* [INSTRUCTION A] In the horseback riding passage, what is the name of the horse, and what kind of horse is it?
* [INSTRUCTION B] Condense the paragraph of the horseback riding passage that begins "But in this present life" into a brief bulleted list that keeps its main facts.
--- PROVIDED PASSAGE ---
But in this present life, I sometimes ride an old quarter horse named Remedy up the gravel road that runs past our place.
The pace of travel is different, of course, and the scenery is no longer self-contained. A drama taking place in a driveway
or a side yard doesn’t elapse in a split second, as it does when you drive by in a car. It has a chance to play out, and our
passing changes the way it plays. As we ride along the road, Remedy and I are always trading measures of alertness. He notices
everything long before I do, but he’s surprised by things I happen to know are not surprising. We’re implicated in the world.
Everyone waves, and we wave too. People come out onto their porches and pull curtains aside to look, and we look back. There’s
more than enough time for acknowledgment.
--- EXCERPTED DATA ---
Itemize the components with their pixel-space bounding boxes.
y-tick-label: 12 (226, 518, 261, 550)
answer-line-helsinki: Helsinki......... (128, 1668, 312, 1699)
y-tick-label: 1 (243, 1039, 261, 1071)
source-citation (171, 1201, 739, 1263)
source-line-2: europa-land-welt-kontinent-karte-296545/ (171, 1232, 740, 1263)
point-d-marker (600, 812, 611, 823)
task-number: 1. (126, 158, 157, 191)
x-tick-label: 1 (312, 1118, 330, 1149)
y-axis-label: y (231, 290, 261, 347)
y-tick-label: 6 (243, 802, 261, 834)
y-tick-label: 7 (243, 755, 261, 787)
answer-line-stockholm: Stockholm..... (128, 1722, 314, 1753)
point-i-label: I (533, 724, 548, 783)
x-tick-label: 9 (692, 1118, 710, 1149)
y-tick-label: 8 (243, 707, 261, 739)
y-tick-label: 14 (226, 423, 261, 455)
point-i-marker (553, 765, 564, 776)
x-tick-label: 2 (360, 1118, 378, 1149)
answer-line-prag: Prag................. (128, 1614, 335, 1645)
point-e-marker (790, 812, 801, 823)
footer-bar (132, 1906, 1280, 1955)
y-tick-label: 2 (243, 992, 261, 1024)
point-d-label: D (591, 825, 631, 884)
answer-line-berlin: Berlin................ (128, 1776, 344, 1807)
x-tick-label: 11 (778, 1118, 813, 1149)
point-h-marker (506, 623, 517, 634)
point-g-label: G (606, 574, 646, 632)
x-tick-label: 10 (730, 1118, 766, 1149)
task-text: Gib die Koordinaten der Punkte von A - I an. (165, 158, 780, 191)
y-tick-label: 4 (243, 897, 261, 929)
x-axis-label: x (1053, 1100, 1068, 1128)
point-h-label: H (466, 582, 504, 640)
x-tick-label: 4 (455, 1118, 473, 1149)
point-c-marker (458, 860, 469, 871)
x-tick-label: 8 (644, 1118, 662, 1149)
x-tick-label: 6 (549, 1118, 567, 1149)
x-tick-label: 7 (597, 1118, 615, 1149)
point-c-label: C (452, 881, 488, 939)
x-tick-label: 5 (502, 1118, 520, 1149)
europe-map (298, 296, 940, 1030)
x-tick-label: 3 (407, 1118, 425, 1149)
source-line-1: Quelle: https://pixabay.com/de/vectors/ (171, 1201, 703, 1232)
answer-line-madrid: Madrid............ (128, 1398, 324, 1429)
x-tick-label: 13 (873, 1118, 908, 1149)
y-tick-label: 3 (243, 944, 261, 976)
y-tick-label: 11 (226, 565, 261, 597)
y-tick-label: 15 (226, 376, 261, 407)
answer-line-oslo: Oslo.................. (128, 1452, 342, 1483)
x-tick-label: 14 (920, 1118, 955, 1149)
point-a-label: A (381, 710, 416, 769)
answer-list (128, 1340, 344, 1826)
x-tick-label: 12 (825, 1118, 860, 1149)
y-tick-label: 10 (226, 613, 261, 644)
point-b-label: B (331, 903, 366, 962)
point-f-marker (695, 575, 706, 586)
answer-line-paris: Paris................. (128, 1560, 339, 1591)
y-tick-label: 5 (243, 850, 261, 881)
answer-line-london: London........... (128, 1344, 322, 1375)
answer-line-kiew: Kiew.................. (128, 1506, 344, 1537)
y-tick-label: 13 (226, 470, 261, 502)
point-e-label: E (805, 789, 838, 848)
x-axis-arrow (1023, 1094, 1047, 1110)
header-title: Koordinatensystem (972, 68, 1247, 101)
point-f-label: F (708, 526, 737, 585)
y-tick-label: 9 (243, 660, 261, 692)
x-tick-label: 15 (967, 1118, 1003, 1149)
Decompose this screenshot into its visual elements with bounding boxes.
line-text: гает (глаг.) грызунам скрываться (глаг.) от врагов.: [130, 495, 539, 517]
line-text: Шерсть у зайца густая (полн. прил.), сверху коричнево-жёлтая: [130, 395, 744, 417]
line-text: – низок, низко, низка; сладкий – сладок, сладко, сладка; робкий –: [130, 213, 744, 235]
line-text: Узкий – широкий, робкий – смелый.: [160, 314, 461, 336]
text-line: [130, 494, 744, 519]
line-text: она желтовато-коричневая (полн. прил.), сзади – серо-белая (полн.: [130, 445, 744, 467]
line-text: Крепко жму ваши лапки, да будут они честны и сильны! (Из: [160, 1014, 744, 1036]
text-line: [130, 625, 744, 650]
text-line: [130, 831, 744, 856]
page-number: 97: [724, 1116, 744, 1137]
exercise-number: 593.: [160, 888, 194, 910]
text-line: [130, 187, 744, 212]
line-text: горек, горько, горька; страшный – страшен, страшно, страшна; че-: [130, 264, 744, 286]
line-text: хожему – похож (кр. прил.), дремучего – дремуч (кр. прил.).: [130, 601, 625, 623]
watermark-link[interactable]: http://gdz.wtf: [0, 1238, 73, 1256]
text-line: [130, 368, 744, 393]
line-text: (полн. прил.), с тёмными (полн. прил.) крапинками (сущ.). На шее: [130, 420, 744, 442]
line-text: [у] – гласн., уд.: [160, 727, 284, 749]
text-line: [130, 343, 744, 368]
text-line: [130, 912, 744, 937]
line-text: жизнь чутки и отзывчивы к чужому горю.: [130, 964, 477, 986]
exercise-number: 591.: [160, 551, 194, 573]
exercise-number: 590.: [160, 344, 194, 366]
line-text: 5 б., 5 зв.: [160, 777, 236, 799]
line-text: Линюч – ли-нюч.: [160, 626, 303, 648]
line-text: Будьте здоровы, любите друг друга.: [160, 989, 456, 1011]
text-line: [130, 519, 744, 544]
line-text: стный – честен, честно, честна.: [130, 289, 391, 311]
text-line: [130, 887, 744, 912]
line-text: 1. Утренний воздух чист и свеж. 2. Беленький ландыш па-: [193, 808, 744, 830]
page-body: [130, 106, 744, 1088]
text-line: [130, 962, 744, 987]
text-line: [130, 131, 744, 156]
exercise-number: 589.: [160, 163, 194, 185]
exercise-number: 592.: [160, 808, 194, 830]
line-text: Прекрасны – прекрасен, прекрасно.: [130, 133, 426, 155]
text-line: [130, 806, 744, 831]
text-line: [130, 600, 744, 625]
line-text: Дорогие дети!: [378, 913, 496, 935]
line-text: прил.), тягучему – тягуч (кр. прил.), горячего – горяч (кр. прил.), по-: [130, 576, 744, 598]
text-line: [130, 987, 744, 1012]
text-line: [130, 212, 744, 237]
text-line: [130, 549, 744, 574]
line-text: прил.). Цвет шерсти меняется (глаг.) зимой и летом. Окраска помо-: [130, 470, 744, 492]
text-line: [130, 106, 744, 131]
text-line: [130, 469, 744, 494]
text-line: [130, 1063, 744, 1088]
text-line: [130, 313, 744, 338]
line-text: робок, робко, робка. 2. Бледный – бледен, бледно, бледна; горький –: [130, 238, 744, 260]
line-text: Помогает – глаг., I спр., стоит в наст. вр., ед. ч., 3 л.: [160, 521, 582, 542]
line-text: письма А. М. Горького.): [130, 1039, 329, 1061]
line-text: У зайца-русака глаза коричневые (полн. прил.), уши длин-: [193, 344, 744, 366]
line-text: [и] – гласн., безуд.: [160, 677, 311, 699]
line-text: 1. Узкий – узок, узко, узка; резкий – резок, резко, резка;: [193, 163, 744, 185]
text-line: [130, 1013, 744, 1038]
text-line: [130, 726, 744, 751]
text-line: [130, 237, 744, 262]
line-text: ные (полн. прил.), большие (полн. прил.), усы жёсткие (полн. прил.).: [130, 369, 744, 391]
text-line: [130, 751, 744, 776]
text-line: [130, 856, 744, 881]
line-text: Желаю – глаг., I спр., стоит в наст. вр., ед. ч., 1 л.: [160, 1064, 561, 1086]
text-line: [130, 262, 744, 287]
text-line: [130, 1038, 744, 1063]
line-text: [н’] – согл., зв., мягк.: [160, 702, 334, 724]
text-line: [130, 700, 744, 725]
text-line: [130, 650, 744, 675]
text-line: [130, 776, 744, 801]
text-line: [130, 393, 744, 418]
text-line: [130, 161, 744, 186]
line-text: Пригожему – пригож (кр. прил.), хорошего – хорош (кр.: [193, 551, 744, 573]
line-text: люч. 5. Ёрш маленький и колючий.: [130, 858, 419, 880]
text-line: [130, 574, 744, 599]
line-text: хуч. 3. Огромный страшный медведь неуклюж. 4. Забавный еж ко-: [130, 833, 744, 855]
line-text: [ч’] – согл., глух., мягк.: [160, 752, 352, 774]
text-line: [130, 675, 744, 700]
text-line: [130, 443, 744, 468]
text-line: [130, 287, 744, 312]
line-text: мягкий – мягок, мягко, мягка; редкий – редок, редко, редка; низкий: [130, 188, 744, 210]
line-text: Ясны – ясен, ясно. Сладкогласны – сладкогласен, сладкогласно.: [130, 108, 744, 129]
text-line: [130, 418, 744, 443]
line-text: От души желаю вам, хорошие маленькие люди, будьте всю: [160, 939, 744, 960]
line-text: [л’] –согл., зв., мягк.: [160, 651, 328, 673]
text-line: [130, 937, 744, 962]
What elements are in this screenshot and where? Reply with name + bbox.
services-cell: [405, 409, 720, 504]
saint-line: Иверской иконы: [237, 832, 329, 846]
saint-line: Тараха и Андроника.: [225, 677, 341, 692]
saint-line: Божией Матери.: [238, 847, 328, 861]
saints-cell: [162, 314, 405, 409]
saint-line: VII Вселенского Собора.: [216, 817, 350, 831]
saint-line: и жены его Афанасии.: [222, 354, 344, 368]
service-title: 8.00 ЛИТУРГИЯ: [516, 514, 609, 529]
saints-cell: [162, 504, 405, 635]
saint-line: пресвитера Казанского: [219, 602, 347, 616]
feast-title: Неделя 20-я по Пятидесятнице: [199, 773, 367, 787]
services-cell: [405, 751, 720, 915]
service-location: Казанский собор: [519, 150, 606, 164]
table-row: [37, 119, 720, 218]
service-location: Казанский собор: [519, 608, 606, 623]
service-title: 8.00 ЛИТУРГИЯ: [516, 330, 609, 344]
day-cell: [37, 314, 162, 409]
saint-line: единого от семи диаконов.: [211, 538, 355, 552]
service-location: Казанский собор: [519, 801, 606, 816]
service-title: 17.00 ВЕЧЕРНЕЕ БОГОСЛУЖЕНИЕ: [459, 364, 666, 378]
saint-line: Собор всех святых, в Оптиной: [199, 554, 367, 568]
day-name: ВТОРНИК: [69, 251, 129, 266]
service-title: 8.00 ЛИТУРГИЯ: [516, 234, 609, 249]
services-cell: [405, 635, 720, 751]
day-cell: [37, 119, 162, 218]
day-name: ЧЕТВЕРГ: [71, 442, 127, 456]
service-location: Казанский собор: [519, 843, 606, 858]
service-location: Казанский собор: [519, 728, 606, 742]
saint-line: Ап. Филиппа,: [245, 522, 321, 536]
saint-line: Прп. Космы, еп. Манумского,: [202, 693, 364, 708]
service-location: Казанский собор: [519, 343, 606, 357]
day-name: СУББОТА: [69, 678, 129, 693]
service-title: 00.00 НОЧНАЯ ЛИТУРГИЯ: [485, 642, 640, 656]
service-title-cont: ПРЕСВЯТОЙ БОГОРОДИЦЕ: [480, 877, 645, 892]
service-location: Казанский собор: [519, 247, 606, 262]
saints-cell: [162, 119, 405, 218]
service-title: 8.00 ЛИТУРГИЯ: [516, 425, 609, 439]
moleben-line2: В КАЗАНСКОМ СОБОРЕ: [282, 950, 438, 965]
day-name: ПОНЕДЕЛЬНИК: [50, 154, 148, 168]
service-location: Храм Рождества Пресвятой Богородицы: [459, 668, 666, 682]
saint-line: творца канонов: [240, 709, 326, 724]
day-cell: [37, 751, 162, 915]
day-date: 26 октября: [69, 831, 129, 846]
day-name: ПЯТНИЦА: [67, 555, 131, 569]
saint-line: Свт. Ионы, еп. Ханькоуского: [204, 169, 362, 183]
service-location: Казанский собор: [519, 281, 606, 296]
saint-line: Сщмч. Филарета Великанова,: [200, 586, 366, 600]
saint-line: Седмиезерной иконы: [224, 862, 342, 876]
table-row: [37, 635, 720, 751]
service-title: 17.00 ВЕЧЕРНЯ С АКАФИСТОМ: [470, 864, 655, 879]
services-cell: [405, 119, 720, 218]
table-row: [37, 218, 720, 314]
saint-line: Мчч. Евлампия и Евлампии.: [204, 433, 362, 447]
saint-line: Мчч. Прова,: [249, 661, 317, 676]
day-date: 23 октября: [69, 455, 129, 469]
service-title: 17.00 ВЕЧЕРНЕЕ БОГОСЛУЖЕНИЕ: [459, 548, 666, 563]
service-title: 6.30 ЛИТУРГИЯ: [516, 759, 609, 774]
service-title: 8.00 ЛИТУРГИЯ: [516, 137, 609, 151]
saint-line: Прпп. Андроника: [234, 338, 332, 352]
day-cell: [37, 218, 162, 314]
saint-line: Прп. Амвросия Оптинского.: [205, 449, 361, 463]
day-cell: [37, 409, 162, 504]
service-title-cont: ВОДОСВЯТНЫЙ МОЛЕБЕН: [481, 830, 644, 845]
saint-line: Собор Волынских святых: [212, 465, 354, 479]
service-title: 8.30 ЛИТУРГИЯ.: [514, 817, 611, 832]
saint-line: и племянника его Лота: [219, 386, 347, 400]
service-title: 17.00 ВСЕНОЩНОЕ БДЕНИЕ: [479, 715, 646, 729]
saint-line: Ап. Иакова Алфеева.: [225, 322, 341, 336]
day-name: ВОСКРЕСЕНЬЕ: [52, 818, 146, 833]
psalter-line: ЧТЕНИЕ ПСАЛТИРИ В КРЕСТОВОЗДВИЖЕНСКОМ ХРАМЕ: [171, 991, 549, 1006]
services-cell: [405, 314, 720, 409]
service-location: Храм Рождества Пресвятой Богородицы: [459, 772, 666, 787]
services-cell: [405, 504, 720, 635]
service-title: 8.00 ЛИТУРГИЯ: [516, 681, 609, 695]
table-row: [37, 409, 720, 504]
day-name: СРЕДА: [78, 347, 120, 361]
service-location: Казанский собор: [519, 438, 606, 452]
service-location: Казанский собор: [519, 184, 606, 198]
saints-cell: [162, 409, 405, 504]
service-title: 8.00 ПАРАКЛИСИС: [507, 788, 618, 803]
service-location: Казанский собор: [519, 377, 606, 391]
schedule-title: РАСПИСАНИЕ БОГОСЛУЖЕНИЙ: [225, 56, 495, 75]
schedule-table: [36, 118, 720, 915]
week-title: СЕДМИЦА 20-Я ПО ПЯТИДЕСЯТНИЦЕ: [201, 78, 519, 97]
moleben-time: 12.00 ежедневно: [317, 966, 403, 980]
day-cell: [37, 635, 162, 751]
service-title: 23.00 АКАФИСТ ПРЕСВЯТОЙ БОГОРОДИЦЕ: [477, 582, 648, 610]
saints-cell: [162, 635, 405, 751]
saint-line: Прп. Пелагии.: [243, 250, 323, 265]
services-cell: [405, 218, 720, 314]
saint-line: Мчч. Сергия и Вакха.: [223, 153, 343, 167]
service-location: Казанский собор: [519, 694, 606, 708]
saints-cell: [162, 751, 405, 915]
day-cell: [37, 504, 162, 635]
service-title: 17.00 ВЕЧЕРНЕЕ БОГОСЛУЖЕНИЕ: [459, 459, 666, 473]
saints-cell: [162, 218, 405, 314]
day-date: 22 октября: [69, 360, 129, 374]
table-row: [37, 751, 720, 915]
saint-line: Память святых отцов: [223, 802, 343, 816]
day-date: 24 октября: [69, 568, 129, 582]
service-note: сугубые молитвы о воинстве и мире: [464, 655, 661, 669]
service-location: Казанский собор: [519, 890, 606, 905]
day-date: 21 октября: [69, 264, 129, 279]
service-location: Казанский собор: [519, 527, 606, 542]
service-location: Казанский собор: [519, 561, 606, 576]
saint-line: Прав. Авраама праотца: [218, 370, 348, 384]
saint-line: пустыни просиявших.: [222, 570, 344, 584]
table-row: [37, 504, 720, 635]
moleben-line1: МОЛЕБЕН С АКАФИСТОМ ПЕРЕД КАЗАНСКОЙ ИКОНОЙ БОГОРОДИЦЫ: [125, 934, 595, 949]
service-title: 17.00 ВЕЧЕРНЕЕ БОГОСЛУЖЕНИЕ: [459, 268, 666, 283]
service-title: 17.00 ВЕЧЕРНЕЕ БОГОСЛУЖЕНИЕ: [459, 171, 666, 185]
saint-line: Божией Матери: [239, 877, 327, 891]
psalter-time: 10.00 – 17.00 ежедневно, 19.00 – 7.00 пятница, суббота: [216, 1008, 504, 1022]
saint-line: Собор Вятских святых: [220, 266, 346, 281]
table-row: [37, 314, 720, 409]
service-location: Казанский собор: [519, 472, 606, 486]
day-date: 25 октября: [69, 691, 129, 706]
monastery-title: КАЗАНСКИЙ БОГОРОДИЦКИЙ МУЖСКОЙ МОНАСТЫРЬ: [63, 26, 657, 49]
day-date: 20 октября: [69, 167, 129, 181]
---
* [FULL ANSWER A] The horse is named Remedy, and it is an old quarter horse.

* [FULL ANSWER B]
- The narrator sometimes rides an old quarter horse named Remedy up the gravel road past their place.
- Travel is slower than by car, so scenes in driveways and side yards have time to play out, and the riders' passing changes how they play.
- Horse and rider trade alertness: Remedy notices everything first but is surprised by things the narrator knows are not surprising.
- They feel implicated in the world: everyone waves and they wave back, people come out on porches or look past curtains, and there is time for acknowledgment.